PROBLEM: Pull out every line of the listing below where "selon" appears.

Collection entries:
#####

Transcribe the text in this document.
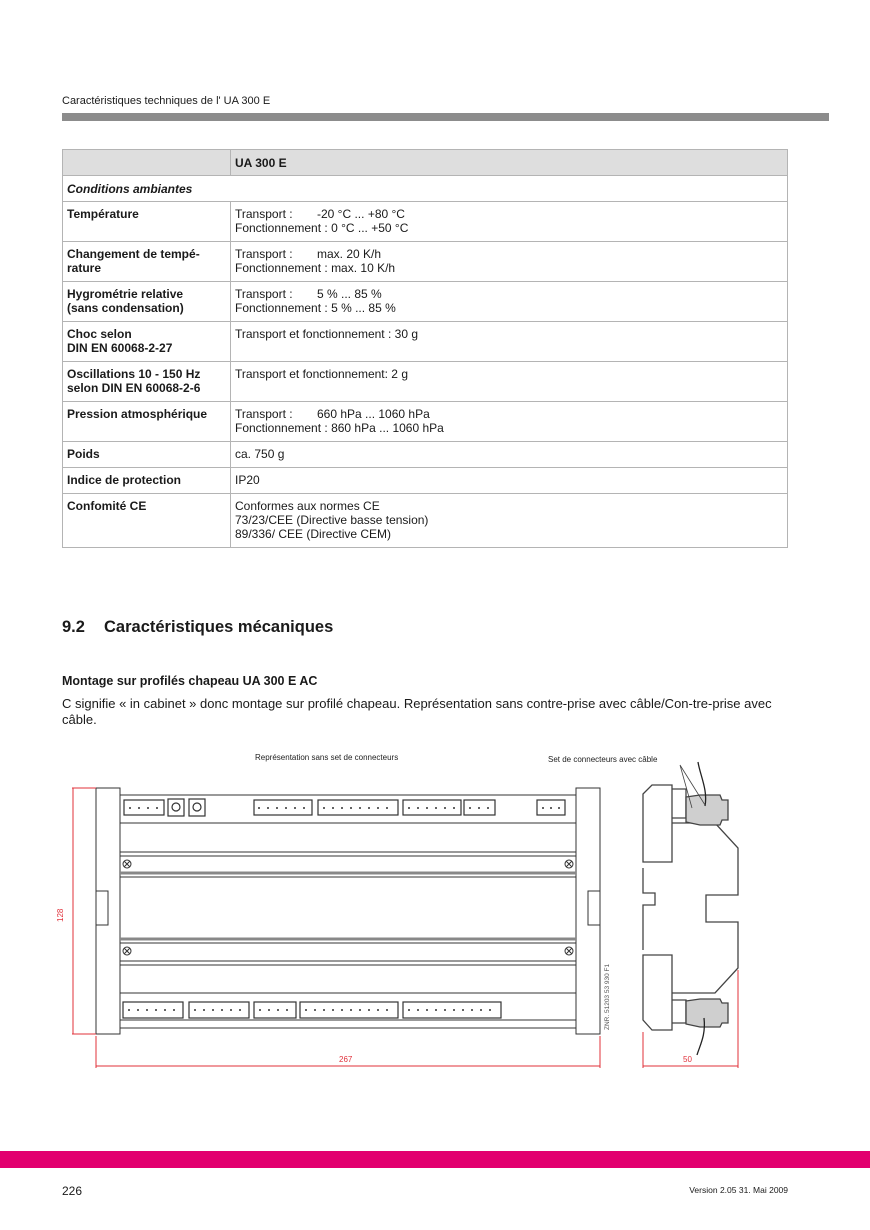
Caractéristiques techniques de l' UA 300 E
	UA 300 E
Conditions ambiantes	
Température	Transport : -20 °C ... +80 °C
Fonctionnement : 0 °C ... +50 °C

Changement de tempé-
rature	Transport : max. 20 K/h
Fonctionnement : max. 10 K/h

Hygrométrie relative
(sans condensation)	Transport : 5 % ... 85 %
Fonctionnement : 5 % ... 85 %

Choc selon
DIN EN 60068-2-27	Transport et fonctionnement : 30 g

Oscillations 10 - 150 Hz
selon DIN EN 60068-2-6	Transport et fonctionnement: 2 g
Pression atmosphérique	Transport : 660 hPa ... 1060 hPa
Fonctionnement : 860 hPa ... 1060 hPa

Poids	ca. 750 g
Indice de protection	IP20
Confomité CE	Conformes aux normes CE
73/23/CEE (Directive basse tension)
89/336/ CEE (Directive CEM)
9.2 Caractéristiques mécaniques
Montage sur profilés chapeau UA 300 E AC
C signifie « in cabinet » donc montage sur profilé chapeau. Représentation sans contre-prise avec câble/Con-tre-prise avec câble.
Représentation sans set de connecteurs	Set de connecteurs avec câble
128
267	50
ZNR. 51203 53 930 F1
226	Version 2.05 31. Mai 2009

#####

FINAL RESULT:
Choc selon
selon DIN EN 60068-2-6	Transport et fonctionnement: 2 g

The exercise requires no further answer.